• To be done: Identify the lines that contain the word "screenshot" and copy each one.
START Data supplied
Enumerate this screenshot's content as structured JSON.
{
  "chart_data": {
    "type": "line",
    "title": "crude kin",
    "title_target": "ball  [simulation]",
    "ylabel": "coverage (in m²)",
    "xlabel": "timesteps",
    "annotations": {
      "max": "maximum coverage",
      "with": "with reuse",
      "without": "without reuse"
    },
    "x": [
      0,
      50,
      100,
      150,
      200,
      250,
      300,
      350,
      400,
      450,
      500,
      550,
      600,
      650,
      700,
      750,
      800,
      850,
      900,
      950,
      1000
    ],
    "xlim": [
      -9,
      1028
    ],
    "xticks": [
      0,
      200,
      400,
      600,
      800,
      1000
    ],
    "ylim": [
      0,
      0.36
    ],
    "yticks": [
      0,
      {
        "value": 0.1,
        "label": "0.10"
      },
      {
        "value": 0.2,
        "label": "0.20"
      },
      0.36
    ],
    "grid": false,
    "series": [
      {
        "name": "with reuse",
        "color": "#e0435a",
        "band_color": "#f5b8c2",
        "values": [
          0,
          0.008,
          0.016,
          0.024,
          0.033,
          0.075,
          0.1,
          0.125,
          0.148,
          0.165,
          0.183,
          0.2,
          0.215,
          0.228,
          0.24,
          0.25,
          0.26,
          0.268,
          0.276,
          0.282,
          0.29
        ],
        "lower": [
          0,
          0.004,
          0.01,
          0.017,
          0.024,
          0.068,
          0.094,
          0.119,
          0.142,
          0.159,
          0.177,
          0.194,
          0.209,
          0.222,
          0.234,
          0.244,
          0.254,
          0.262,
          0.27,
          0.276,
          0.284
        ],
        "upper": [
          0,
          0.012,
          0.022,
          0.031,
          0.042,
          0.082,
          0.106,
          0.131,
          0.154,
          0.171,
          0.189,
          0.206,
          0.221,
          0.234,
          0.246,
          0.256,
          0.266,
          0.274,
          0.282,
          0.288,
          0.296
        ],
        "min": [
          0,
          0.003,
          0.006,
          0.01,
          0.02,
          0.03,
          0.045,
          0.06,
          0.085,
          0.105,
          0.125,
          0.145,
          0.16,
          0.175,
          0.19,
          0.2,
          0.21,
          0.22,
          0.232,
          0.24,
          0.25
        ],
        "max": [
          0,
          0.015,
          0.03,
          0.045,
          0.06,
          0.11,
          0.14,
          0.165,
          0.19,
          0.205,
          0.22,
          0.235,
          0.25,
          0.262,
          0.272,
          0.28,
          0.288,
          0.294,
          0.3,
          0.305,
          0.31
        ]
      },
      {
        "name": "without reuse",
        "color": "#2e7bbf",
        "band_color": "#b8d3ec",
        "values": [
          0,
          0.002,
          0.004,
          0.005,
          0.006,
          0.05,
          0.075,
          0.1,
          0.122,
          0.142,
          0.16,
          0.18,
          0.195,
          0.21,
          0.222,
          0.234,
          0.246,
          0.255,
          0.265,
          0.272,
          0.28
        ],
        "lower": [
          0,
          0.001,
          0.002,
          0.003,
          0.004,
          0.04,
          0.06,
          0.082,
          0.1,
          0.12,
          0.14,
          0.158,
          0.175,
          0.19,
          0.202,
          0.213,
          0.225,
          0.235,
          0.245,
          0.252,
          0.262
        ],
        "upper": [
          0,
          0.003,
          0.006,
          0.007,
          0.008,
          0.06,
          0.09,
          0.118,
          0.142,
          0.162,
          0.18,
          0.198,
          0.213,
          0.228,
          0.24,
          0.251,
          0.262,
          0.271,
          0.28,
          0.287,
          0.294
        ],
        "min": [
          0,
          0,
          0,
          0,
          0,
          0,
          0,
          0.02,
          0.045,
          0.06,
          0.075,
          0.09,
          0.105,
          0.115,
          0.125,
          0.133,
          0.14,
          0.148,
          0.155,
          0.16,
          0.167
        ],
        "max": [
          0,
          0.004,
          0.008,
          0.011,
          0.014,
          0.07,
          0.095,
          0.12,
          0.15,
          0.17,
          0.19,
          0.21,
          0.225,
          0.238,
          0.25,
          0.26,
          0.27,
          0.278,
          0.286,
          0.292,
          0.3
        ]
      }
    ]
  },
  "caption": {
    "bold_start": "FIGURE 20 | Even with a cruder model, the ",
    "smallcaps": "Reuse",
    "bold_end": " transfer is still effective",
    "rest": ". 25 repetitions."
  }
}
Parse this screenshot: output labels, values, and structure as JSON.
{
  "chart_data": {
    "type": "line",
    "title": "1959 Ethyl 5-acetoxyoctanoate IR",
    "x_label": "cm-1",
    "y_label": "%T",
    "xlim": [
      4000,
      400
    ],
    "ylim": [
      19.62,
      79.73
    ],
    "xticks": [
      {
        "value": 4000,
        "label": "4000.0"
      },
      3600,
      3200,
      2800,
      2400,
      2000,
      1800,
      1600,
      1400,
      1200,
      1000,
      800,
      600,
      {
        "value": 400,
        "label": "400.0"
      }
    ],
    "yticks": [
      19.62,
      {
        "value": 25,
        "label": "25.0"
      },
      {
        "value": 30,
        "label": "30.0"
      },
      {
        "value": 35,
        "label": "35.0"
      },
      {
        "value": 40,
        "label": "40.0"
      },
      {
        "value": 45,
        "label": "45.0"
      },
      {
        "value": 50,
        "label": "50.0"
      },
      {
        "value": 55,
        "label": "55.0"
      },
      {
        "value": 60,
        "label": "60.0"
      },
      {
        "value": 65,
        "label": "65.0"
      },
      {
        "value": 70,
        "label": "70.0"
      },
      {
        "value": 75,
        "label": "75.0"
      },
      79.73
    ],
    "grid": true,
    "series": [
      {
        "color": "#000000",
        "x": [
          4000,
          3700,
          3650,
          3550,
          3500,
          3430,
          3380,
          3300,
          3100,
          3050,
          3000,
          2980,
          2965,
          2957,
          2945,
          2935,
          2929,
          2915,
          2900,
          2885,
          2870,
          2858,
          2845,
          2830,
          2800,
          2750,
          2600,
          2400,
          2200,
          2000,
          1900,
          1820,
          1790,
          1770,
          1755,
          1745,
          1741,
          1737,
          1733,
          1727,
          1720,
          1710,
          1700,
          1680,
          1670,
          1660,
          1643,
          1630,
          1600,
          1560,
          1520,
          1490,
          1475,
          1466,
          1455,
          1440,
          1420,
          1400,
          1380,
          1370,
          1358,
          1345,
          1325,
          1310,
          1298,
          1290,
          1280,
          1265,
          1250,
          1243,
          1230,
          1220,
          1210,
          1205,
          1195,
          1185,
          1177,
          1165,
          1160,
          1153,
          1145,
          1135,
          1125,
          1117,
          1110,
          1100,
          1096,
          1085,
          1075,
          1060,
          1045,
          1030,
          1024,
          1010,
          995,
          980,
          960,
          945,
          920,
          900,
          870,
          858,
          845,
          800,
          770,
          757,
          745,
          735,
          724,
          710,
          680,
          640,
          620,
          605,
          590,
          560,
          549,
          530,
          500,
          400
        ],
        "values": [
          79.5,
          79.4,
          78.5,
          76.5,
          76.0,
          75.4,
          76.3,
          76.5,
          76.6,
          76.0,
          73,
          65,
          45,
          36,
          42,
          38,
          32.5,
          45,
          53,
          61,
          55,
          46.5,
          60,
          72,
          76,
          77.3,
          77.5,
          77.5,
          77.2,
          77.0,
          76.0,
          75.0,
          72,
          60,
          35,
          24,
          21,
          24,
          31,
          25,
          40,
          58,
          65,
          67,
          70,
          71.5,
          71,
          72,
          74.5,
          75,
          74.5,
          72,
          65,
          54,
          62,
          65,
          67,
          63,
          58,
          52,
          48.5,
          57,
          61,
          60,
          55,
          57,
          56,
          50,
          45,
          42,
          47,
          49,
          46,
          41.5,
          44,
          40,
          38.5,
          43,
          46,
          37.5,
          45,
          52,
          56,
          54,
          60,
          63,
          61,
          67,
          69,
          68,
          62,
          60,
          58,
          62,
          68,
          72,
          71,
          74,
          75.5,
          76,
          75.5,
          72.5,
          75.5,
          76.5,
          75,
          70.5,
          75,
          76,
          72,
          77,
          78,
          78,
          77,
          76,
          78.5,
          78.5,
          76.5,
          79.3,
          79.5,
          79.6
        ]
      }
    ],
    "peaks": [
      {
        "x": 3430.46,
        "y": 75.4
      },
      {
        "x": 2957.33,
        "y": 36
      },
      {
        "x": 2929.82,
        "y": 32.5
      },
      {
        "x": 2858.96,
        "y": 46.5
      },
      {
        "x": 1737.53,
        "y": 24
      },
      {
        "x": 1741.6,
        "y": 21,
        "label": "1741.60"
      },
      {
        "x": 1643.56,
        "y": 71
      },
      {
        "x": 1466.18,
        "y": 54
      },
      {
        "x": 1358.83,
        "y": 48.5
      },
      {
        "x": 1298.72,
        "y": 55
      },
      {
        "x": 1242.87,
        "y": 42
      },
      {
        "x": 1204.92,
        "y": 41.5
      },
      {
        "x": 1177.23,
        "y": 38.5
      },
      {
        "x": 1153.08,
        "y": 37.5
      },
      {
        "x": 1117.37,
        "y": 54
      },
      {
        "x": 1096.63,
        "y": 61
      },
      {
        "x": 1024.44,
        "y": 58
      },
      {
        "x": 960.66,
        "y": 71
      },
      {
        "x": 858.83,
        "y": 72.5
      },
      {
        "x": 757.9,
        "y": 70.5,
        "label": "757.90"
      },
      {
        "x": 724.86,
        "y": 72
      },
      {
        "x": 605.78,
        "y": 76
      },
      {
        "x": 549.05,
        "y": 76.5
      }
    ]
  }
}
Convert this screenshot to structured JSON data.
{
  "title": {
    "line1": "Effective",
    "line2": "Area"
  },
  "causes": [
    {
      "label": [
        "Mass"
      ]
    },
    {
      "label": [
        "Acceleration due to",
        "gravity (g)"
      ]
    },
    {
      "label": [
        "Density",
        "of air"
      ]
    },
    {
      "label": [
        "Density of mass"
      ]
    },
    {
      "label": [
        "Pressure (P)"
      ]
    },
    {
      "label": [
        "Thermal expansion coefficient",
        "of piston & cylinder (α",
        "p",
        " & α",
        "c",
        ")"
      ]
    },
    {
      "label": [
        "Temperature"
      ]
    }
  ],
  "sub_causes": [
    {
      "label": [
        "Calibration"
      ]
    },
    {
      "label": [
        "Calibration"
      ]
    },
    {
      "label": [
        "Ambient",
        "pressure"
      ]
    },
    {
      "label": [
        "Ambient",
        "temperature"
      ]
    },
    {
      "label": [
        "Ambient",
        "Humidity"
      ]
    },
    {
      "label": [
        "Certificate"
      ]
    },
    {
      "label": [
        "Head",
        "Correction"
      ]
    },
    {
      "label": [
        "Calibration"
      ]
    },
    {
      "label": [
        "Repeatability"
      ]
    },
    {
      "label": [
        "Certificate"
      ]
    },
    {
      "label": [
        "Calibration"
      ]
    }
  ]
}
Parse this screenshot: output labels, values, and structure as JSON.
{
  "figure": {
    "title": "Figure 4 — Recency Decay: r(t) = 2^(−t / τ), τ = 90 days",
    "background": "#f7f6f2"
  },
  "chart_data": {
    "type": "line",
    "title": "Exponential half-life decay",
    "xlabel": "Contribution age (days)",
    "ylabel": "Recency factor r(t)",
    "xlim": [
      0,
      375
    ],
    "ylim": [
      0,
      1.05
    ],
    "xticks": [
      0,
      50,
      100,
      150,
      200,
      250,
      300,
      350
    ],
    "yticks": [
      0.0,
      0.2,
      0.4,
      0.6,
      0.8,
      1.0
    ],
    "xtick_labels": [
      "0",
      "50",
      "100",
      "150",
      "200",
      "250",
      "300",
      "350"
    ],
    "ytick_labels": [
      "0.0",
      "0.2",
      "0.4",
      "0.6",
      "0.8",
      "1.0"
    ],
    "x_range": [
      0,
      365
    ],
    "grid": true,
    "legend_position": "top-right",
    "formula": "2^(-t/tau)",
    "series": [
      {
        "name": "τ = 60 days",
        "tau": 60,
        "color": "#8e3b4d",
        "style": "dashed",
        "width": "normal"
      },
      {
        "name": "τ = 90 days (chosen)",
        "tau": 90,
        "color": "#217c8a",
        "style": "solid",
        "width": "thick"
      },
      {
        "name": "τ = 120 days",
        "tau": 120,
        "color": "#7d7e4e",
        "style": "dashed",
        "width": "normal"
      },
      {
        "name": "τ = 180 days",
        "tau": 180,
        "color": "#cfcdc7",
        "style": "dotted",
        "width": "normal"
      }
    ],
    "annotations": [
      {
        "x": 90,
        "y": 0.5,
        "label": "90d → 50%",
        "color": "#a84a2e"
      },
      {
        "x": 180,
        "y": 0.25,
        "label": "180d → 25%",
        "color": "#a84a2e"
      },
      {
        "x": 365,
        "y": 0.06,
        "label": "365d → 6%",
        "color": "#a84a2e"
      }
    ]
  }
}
END Data supplied
• Task solution:
Enumerate this screenshot's content as structured JSON.
Parse this screenshot: output labels, values, and structure as JSON.
Convert this screenshot to structured JSON data.
Parse this screenshot: output labels, values, and structure as JSON.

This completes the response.